[Provided passage]

678 S.W.2d 845 | Mo. Ct. App. | 1984
The jury found the defendant guilty of capital murder in violation of § 565.001, RSMo 1978, and assessed punishment of life imprisonment with no eligibility for parole for fifty years. Judgment and sentence were entered in accordance with the verdict, and defendant appealed. We affirm.
On August 30, 1981, defendant and Gilbert Dixon went out drinking together. In the early morning hours of August 31, 1981, defendant drove to the home of his cousin, Joyce Williams, where she and her husband Charles were present. Defendant told Charles that he and Dixon had been drinking and that Dixon had about $2000. Defendant asked Charles for directions to the “stroll” area of St. Louis so that he could take Dixon there and set him up to be robbed. Just prior to defendant’s leaving the house, Charles looked out the window and saw Dixon sleeping in the car.
Defendant then proceeded with Dixon to the vicinity of Washington and Sarah Streets. Defendant saw Denise Harris walking in this area, got out of the car, and told Ms. Harris that he had a man in the car who wanted a “date.” Two of Ms. Harris’ friends, Charlie Glover and Keith Parker, approached them; defendant informed the three that Dixon had a large amount of money with him. Defendant proposed that, while Dixon was distracted by Ms. Harris, defendant would take the money and split it with the other three. The four then got into the car and drove to a nearby vacant lot; Dixon slept throughout the sojourn, apparently in an alcoholic stupor. After parking the car, defendant, Harris, Glover, and Parker alit from the vehicle. Defendant told them to remain behind the car until he awakened Dixon. When defendant did so, he led Dixon to believe that Dixon had met Ms. Harris in a bar and that they had traveled to the vacant lot to consummate the “date.” Apparently believing defendant, Dixon stated he wanted to proceed. Ms. Harris got into the back seat with Dixon, while the others waited outside the car. Dixon told Ms. Harris that he had no money, which Ms. Harris related to the others. Defendant stated that, if he had to take the money by force, he would have to kill Dixon because Dixon knew him. When Dixon got out of the car, defendant began to search him and ask him about the money. Defendant and Glover began hitting Dixon with bricks and their fists. Glover, Ms. Harris, and Parker soon departed; defendant continued to beat Dixon.

[/Provided passage]
[Listed entries]

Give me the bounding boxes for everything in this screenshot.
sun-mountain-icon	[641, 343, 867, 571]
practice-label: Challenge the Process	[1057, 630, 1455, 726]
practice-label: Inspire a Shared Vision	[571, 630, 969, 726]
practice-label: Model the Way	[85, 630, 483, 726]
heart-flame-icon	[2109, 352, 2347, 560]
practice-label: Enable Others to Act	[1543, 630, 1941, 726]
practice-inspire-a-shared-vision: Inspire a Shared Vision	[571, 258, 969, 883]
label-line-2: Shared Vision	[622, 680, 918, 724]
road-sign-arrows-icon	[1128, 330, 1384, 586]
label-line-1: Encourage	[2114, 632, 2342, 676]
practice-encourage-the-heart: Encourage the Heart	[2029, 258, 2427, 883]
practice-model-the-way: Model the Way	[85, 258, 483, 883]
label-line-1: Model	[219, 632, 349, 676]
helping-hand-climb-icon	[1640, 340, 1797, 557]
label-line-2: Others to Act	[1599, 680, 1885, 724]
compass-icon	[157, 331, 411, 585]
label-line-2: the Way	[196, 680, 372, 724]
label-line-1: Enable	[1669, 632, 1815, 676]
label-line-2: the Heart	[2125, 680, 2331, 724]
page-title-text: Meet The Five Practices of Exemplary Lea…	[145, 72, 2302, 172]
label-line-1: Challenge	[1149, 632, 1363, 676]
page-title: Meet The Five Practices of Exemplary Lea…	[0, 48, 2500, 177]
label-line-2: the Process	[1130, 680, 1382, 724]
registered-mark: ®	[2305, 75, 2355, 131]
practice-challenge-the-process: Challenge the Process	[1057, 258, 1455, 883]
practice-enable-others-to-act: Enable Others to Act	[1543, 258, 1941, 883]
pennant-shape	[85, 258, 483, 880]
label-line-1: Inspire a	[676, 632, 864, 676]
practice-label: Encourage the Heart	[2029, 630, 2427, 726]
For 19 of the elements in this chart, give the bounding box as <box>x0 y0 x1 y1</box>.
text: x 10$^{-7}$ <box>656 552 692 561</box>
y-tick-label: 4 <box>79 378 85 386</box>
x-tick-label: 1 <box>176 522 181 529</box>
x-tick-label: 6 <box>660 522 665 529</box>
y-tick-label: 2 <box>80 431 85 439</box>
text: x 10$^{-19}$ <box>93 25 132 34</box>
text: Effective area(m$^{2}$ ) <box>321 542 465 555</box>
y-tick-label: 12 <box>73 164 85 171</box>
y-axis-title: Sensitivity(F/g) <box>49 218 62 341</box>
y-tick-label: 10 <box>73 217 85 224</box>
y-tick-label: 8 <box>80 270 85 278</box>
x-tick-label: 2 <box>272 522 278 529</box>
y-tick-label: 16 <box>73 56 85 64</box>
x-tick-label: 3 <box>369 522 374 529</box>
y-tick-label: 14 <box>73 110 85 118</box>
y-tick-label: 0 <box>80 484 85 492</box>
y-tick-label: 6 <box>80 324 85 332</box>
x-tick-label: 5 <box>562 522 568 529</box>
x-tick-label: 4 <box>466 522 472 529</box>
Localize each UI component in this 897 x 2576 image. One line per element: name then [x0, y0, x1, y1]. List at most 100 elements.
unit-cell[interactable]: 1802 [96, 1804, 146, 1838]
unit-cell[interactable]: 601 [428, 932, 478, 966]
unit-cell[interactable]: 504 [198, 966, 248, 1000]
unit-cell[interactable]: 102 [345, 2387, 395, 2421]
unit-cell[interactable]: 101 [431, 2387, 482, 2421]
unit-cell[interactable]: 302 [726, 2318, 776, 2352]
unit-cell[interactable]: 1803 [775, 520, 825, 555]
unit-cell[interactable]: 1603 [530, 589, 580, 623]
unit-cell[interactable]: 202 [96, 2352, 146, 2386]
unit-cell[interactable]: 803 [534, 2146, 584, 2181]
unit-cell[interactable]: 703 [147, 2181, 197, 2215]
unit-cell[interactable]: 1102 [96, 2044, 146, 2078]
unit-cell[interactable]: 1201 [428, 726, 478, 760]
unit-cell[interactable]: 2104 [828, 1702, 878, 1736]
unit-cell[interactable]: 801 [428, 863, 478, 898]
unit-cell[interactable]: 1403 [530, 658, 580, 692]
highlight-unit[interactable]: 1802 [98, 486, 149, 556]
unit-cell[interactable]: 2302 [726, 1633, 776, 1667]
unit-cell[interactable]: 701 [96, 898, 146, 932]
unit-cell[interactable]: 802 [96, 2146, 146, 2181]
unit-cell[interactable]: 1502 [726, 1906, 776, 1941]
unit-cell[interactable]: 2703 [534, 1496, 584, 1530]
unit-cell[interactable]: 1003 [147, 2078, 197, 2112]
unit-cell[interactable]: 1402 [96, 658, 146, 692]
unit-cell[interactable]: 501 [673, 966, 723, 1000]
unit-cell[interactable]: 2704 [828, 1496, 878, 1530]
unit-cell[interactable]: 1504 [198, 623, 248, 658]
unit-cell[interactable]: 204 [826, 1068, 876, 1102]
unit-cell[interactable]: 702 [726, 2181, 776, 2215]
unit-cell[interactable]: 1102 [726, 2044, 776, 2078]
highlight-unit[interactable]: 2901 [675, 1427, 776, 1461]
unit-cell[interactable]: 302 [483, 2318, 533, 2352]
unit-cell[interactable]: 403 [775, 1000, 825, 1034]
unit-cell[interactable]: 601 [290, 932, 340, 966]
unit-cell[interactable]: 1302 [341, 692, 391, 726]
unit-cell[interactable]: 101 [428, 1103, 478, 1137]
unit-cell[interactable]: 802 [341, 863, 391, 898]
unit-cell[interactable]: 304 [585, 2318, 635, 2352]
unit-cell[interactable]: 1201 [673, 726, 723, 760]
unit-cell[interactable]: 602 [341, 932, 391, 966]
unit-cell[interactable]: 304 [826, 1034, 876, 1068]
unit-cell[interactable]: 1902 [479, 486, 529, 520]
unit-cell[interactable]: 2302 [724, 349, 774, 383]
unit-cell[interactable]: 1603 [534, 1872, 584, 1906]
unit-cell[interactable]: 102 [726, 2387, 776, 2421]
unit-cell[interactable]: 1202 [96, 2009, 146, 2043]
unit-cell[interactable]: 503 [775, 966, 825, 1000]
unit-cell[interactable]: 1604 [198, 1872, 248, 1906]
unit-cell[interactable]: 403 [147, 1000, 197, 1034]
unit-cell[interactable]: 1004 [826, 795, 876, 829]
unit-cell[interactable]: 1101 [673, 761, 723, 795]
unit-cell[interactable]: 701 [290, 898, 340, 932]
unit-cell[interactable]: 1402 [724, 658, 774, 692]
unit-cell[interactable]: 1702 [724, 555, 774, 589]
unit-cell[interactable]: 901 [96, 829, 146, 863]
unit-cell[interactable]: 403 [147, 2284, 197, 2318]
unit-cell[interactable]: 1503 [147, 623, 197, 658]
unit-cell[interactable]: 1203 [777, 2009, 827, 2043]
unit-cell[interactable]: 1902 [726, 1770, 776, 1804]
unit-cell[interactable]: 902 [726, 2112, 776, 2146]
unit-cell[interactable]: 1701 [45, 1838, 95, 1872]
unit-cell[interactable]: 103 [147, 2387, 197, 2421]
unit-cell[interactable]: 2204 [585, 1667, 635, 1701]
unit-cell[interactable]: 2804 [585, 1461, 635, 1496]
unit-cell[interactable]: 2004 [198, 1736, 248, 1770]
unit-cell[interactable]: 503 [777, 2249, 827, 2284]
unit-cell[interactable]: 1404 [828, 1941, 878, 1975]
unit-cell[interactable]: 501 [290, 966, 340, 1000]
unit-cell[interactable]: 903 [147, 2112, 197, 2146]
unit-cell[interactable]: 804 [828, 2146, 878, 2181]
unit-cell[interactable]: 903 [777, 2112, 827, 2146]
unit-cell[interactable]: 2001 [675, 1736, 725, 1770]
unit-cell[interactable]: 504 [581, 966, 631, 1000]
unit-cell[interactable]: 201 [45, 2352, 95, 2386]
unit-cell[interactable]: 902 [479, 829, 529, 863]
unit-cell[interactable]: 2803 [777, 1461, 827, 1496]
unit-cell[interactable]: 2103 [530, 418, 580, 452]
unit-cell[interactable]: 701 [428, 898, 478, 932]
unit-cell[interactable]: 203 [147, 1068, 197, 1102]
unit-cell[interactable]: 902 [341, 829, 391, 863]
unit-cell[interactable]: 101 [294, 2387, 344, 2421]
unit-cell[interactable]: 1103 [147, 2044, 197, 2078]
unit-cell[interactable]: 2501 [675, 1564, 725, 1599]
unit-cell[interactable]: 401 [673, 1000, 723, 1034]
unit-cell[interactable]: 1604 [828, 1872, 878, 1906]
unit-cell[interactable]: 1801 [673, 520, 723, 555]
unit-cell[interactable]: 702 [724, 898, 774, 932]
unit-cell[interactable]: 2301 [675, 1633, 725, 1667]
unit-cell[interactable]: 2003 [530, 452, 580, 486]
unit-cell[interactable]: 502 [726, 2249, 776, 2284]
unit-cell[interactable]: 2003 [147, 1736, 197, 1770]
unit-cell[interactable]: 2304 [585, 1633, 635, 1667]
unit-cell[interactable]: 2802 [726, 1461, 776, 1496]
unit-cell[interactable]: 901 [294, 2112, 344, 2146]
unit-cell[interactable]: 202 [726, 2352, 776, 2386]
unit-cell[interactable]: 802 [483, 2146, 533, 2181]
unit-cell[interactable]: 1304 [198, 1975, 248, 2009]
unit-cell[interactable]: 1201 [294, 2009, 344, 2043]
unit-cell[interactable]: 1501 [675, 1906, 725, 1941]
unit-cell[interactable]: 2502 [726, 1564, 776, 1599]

[/Listed entries]

**Problem set**
**a)** Check each statement against the court opinion. For each one, answer yes or no and quote the words of the opinion that decide it. (i) The defendant's punishment was life in prison with no chance of parole for fifty years. (ii) Dixon stayed awake during the drive to the vacant lot. (iii) Charles saw Dixon sleeping in the car.
**b)** Rewrite the court opinion between "678 S.W.2d 845" and "in the car.", inclusive, switching "drinking" to "partying".
**c)** Continue the court opinion from where it stops.

**Response list**
**a)**
(i) Yes: "assessed punishment of life imprisonment with no eligibility for parole for fifty years"
(ii) No: "Dixon slept throughout the sojourn, apparently in an alcoholic stupor"
(iii) Yes: "Charles looked out the window and saw Dixon sleeping in the car"

**b)**
678 S.W.2d 845 | Mo. Ct. App. | 1984
The jury found the defendant guilty of capital murder in violation of § 565.001, RSMo 1978, and assessed punishment of life imprisonment with no eligibility for parole for fifty years. Judgment and sentence were entered in accordance with the verdict, and defendant appealed. We affirm.
On August 30, 1981, defendant and Gilbert Dixon went out partying together. In the early morning hours of August 31, 1981, defendant drove to the home of his cousin, Joyce Williams, where she and her husband Charles were present. Defendant told Charles that he and Dixon had been partying and that Dixon had about $2000. Defendant asked Charles for directions to the “stroll” area of St. Louis so that he could take Dixon there and set him up to be robbed. Just prior to defendant’s leaving the house, Charles looked out the window and saw Dixon sleeping in the car.

**c)**
Defendant returned to Joyce and Charles Williams’ house covered with blood. He told them that he killed Dixon by beating him with a brick and running over him five times with the car.
At trial, defendant testified that he had accidentally run over Dixon while trying to rescue him from two men who were beating him. He stated that he had backed over Dixon and then stopped when he heard a noise and pulled forward over him again. He testified that he had drunk a large amount of alcoholic beverages and smoked marijuana in the hours preceeding Dixon’s death and that he was intoxicated at the time of the killing.
In the first of two points on appeal, defendant argues that the trial court erred in refusing to submit an excusable homicide instruction, patterned after MAI-CR2d 2.28. At trial, the state objected to the submission of this instruction on the ground that defendant was engaged in the unlawful act of driving while intoxicated, and was thereby barred from having the instruction submitted. We rule the point against defendant.
Defendant argues, however, that his testimony, if believed, established that he operated the vehicle in an effort to drive off the attackers and rescue Dixon. Relying on cases which involve self defense and defense of others, defendant contends that his efforts to defend the victim were therefore lawful, in spite of his condition of intoxication while operating the vehicle. This argument overlooks the additional element of the defense of accident as articulated in the refused instruction and in the common law relating to excusable homicide: that the activity which results in the death not be undertaken in “reckless disregard for human life and safety.” By his own description of his activities, he was intoxicated, yet operated a powerful car in reverse at high speed in close proximity to the person he killed. Such conduct was hardly the “usual and ordinary caution” required of one who would avail himself of the defense of excusable homicide set out in § 559.050, RSMo 1969. Although that statute has been repealed, it articulated the common law of this State which continues in existence. Notes on Use, MAI-CR2d 2.28. See also Simon, supra, at 841. Defendant’s own testimony demonstrated that an instruction on excusable homicide was not warranted, and the trial court properly refused it.
Defendant’s second claim of error asserts that the trial court erred in refusing a proffered instruction on first degree murder as a lesser included offense of capital murder. Defendant argues that, since an attempted robbery was proven by the evidence, murder in the first degree, with the underlying felony of attempted robbery, was a lesser included offense of capital murder.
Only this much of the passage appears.